### Input rows:
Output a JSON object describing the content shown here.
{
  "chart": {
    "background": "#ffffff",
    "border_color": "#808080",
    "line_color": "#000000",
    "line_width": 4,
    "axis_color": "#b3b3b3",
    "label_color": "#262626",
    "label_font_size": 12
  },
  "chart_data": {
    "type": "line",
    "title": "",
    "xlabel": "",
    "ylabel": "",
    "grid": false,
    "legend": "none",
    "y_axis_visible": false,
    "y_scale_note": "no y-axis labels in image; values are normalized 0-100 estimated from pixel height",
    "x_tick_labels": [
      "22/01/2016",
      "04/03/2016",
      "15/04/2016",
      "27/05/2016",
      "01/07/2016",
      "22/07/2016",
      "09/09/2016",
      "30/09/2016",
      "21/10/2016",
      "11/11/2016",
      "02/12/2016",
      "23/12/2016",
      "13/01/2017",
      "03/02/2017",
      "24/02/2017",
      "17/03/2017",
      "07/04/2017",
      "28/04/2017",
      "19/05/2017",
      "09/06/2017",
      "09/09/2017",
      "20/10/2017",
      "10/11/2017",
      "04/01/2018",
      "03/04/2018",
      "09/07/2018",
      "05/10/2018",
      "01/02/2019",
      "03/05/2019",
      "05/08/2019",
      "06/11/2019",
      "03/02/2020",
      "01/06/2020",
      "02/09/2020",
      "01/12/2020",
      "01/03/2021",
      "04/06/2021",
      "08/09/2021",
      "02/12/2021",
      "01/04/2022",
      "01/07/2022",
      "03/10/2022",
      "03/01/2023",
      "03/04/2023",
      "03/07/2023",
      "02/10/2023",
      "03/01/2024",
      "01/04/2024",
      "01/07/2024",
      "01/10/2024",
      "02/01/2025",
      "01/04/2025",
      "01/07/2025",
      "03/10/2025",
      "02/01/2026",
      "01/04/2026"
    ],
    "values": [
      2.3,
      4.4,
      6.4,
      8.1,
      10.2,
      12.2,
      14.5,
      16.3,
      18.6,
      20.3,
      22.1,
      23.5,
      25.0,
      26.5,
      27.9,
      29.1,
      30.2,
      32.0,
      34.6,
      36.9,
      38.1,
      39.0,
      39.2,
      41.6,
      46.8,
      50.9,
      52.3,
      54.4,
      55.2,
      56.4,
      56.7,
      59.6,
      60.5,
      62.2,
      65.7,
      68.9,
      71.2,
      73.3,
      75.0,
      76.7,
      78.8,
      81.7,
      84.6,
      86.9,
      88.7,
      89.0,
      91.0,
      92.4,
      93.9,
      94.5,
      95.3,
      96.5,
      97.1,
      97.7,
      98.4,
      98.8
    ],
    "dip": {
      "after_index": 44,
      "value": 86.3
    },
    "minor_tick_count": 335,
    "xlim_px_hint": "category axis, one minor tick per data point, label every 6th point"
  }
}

### Task instructions:
Copy the records above exactly as they appear.

### Result of this exercise:
Output a JSON object describing the content shown here.
{
  "chart": {
    "background": "#ffffff",
    "border_color": "#808080",
    "line_color": "#000000",
    "line_width": 4,
    "axis_color": "#b3b3b3",
    "label_color": "#262626",
    "label_font_size": 12
  },
  "chart_data": {
    "type": "line",
    "title": "",
    "xlabel": "",
    "ylabel": "",
    "grid": false,
    "legend": "none",
    "y_axis_visible": false,
    "y_scale_note": "no y-axis labels in image; values are normalized 0-100 estimated from pixel height",
    "x_tick_labels": [
      "22/01/2016",
      "04/03/2016",
      "15/04/2016",
      "27/05/2016",
      "01/07/2016",
      "22/07/2016",
      "09/09/2016",
      "30/09/2016",
      "21/10/2016",
      "11/11/2016",
      "02/12/2016",
      "23/12/2016",
      "13/01/2017",
      "03/02/2017",
      "24/02/2017",
      "17/03/2017",
      "07/04/2017",
      "28/04/2017",
      "19/05/2017",
      "09/06/2017",
      "09/09/2017",
      "20/10/2017",
      "10/11/2017",
      "04/01/2018",
      "03/04/2018",
      "09/07/2018",
      "05/10/2018",
      "01/02/2019",
      "03/05/2019",
      "05/08/2019",
      "06/11/2019",
      "03/02/2020",
      "01/06/2020",
      "02/09/2020",
      "01/12/2020",
      "01/03/2021",
      "04/06/2021",
      "08/09/2021",
      "02/12/2021",
      "01/04/2022",
      "01/07/2022",
      "03/10/2022",
      "03/01/2023",
      "03/04/2023",
      "03/07/2023",
      "02/10/2023",
      "03/01/2024",
      "01/04/2024",
      "01/07/2024",
      "01/10/2024",
      "02/01/2025",
      "01/04/2025",
      "01/07/2025",
      "03/10/2025",
      "02/01/2026",
      "01/04/2026"
    ],
    "values": [
      2.3,
      4.4,
      6.4,
      8.1,
      10.2,
      12.2,
      14.5,
      16.3,
      18.6,
      20.3,
      22.1,
      23.5,
      25.0,
      26.5,
      27.9,
      29.1,
      30.2,
      32.0,
      34.6,
      36.9,
      38.1,
      39.0,
      39.2,
      41.6,
      46.8,
      50.9,
      52.3,
      54.4,
      55.2,
      56.4,
      56.7,
      59.6,
      60.5,
      62.2,
      65.7,
      68.9,
      71.2,
      73.3,
      75.0,
      76.7,
      78.8,
      81.7,
      84.6,
      86.9,
      88.7,
      89.0,
      91.0,
      92.4,
      93.9,
      94.5,
      95.3,
      96.5,
      97.1,
      97.7,
      98.4,
      98.8
    ],
    "dip": {
      "after_index": 44,
      "value": 86.3
    },
    "minor_tick_count": 335,
    "xlim_px_hint": "category axis, one minor tick per data point, label every 6th point"
  }
}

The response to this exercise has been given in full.